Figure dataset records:
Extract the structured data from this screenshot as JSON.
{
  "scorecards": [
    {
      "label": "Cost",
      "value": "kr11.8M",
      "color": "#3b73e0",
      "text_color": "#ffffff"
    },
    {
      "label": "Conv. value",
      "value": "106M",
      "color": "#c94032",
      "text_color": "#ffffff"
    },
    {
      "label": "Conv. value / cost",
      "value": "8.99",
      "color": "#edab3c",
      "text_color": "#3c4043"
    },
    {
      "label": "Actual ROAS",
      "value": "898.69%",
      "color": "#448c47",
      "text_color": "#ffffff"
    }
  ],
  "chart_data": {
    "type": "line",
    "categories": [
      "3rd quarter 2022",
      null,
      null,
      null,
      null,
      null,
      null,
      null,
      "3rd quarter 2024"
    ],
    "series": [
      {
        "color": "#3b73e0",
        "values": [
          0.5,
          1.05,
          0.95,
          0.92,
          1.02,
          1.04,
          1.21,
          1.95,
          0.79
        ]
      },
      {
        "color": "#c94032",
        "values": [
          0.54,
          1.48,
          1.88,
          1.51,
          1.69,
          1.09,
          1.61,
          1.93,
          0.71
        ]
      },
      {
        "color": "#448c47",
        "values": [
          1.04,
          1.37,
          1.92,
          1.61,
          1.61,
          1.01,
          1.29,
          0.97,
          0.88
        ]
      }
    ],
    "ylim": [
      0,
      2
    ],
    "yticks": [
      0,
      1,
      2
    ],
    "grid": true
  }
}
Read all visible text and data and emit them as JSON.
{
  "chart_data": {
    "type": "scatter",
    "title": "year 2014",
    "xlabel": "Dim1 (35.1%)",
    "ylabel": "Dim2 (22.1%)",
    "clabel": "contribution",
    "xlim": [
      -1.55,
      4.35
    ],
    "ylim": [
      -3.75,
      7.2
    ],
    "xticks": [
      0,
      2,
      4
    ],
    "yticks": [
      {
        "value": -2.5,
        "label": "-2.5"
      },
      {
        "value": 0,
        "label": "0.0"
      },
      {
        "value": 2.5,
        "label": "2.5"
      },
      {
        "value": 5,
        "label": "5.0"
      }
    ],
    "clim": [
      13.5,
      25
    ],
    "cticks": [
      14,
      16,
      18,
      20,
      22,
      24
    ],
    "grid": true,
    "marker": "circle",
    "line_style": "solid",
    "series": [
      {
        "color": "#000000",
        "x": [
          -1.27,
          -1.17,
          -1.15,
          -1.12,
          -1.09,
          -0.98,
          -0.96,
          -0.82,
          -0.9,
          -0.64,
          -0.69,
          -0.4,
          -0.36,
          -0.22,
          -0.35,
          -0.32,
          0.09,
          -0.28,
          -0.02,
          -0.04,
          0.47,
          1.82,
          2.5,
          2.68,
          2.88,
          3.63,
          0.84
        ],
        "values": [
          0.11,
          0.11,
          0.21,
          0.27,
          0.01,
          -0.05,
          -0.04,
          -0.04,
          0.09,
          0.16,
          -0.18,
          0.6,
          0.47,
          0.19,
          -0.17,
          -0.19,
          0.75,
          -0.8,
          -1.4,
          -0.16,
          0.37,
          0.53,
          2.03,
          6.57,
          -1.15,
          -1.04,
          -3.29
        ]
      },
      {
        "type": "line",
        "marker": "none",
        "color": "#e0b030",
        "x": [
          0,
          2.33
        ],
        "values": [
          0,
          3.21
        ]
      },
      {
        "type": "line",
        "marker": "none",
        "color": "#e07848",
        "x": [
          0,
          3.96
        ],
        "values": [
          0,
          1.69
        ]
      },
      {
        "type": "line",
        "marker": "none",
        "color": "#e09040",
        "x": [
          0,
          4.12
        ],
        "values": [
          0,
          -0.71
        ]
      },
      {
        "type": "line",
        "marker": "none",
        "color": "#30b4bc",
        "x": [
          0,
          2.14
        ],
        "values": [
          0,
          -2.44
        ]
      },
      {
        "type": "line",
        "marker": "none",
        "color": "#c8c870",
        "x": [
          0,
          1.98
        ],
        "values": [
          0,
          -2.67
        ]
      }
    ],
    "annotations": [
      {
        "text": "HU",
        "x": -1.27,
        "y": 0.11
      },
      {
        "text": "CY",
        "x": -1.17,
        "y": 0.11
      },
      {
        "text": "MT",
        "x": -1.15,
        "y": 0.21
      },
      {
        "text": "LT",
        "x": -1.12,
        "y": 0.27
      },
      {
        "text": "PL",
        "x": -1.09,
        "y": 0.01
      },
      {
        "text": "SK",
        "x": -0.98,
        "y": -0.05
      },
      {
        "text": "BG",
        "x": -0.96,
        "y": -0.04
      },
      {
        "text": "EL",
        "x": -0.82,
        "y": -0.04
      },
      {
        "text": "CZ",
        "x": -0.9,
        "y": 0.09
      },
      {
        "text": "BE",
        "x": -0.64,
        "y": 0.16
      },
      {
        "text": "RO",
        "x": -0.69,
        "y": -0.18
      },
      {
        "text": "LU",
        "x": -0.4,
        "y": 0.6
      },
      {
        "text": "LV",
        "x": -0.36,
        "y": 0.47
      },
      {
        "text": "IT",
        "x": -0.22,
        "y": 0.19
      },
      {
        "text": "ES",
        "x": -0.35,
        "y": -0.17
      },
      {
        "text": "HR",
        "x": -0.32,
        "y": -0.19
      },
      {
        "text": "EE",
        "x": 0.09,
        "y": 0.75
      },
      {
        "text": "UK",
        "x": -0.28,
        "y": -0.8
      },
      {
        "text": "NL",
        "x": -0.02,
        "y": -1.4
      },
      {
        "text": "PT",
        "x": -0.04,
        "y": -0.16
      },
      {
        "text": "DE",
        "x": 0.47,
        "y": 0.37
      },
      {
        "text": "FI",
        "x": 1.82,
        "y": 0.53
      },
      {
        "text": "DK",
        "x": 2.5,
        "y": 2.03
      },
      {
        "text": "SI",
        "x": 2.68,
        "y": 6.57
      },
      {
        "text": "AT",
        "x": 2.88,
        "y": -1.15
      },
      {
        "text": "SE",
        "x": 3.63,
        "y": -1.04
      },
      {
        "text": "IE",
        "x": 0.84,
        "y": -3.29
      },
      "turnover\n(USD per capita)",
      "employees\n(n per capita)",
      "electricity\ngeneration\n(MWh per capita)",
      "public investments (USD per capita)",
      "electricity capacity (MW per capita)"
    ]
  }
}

**Job**
Copy all lines from the listing that contain "Conv".

**Solution to the exercise**
      "label": "Conv. value",
      "label": "Conv. value / cost",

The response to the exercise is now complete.